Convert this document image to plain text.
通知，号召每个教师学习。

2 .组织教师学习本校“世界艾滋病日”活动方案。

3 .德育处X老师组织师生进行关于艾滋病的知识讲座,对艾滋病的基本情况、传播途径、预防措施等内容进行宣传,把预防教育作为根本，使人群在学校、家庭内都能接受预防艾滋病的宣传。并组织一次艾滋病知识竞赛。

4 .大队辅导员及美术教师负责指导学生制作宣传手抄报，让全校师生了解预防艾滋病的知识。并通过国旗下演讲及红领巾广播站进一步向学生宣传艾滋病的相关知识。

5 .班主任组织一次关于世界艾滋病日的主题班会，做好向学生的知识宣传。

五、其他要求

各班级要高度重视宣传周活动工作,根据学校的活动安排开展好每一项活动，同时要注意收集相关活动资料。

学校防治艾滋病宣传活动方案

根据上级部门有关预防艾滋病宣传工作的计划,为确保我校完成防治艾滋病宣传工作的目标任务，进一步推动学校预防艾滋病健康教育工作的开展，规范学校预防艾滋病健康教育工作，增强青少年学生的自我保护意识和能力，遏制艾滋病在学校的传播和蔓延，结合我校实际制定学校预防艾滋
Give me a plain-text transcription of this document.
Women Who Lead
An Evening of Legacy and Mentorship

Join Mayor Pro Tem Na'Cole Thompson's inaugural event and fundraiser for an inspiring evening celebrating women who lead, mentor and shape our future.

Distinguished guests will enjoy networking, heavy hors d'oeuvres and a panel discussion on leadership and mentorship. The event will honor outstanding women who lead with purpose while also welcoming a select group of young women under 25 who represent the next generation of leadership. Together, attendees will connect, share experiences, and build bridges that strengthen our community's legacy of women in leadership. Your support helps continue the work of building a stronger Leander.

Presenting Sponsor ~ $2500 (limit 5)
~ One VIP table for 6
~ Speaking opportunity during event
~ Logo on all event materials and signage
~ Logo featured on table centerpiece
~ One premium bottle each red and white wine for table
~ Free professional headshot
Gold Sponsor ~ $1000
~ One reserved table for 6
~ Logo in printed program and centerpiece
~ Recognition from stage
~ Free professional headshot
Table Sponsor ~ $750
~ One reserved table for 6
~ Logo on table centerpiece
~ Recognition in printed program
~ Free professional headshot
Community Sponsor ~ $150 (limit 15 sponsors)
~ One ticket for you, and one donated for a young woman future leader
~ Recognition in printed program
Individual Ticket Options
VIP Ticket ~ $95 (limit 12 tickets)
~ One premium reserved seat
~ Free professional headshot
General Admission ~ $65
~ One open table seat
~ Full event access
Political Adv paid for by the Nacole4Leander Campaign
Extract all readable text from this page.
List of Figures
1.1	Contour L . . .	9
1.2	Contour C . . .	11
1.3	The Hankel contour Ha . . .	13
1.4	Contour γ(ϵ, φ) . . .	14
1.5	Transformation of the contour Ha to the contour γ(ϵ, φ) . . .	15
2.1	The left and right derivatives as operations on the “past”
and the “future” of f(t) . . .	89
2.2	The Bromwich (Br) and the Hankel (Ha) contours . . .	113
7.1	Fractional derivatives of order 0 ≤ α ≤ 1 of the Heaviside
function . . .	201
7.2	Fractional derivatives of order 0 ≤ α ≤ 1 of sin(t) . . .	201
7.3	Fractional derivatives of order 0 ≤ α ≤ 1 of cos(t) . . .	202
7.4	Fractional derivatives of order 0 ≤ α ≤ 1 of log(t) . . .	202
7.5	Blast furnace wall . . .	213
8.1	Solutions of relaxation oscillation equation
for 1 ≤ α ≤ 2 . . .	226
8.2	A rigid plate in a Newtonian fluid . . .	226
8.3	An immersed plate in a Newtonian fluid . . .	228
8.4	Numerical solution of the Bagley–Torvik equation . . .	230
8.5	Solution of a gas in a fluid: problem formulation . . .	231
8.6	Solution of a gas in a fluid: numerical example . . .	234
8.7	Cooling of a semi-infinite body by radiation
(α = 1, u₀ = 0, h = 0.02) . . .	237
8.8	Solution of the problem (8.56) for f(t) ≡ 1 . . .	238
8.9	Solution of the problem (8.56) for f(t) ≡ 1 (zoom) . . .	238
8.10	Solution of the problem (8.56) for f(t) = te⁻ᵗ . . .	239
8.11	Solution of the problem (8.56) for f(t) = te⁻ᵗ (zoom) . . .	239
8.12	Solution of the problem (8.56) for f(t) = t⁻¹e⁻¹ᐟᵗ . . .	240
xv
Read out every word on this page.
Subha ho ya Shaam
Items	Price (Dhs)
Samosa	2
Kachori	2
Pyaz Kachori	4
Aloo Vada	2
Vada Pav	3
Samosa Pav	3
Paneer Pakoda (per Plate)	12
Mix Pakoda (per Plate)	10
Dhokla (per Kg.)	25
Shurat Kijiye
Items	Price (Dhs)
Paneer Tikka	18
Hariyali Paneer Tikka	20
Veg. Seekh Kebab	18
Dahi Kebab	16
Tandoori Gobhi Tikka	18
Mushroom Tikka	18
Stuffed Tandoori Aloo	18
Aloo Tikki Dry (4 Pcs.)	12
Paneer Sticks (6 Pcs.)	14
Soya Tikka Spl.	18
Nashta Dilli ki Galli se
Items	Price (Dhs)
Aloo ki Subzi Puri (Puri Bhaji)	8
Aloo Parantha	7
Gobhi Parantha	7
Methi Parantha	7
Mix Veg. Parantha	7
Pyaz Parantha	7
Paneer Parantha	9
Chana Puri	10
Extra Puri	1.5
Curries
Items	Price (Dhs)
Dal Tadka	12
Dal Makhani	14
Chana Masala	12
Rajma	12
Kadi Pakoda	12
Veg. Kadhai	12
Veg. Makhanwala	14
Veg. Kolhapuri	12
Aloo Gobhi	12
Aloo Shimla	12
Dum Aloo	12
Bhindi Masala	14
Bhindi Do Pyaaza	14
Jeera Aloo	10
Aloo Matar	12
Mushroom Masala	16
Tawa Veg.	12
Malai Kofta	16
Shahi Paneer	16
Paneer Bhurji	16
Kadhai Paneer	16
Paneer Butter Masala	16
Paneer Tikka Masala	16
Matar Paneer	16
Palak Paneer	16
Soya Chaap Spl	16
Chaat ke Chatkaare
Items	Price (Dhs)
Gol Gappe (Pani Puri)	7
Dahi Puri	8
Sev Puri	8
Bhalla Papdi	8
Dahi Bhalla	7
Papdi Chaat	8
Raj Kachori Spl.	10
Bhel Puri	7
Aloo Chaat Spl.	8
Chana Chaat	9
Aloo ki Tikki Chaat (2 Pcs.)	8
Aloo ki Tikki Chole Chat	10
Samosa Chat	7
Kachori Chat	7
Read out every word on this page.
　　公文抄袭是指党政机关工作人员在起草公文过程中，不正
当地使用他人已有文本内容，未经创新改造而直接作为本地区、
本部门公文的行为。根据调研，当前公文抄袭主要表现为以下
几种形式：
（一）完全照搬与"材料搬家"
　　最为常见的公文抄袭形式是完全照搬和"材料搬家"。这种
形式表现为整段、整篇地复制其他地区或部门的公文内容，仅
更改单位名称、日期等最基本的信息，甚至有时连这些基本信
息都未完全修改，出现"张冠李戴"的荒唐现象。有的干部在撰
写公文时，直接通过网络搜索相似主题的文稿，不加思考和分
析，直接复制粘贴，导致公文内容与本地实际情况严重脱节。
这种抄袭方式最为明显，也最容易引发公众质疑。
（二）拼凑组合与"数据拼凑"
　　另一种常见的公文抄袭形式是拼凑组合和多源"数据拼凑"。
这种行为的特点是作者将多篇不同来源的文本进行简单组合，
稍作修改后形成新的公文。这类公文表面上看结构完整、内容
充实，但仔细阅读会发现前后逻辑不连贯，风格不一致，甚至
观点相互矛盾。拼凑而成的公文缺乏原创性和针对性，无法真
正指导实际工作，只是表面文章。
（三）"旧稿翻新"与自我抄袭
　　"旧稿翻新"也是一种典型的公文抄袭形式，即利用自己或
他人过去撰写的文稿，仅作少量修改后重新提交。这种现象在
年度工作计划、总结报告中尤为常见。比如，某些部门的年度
|---|
From the entries above, copy every line containing the word "zoom".

8.9	Solution of the problem (8.56) for f(t) ≡ 1 (zoom) . . .	238
8.11	Solution of the problem (8.56) for f(t) = te⁻ᵗ (zoom) . . .	239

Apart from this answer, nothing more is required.